Exercise task →
Extract the listing in its entirety, keeping each line identical to the original.
---------- Records supplied ----------
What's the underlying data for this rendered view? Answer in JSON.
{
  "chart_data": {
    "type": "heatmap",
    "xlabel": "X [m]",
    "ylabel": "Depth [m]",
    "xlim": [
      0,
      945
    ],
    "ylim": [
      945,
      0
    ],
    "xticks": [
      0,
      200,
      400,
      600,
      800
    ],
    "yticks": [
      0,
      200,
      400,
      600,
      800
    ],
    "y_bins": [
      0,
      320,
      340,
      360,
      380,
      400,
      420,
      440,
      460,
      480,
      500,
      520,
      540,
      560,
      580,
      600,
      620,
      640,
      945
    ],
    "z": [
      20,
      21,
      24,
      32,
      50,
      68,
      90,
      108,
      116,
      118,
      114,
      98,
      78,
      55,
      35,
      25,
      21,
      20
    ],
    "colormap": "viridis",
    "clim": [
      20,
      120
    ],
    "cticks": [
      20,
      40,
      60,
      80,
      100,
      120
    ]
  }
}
----------
Task output →
What's the underlying data for this rendered view? Answer in JSON.
{
  "chart_data": {
    "type": "heatmap",
    "xlabel": "X [m]",
    "ylabel": "Depth [m]",
    "xlim": [
      0,
      945
    ],
    "ylim": [
      945,
      0
    ],
    "xticks": [
      0,
      200,
      400,
      600,
      800
    ],
    "yticks": [
      0,
      200,
      400,
      600,
      800
    ],
    "y_bins": [
      0,
      320,
      340,
      360,
      380,
      400,
      420,
      440,
      460,
      480,
      500,
      520,
      540,
      560,
      580,
      600,
      620,
      640,
      945
    ],
    "z": [
      20,
      21,
      24,
      32,
      50,
      68,
      90,
      108,
      116,
      118,
      114,
      98,
      78,
      55,
      35,
      25,
      21,
      20
    ],
    "colormap": "viridis",
    "clim": [
      20,
      120
    ],
    "cticks": [
      20,
      40,
      60,
      80,
      100,
      120
    ]
  }
}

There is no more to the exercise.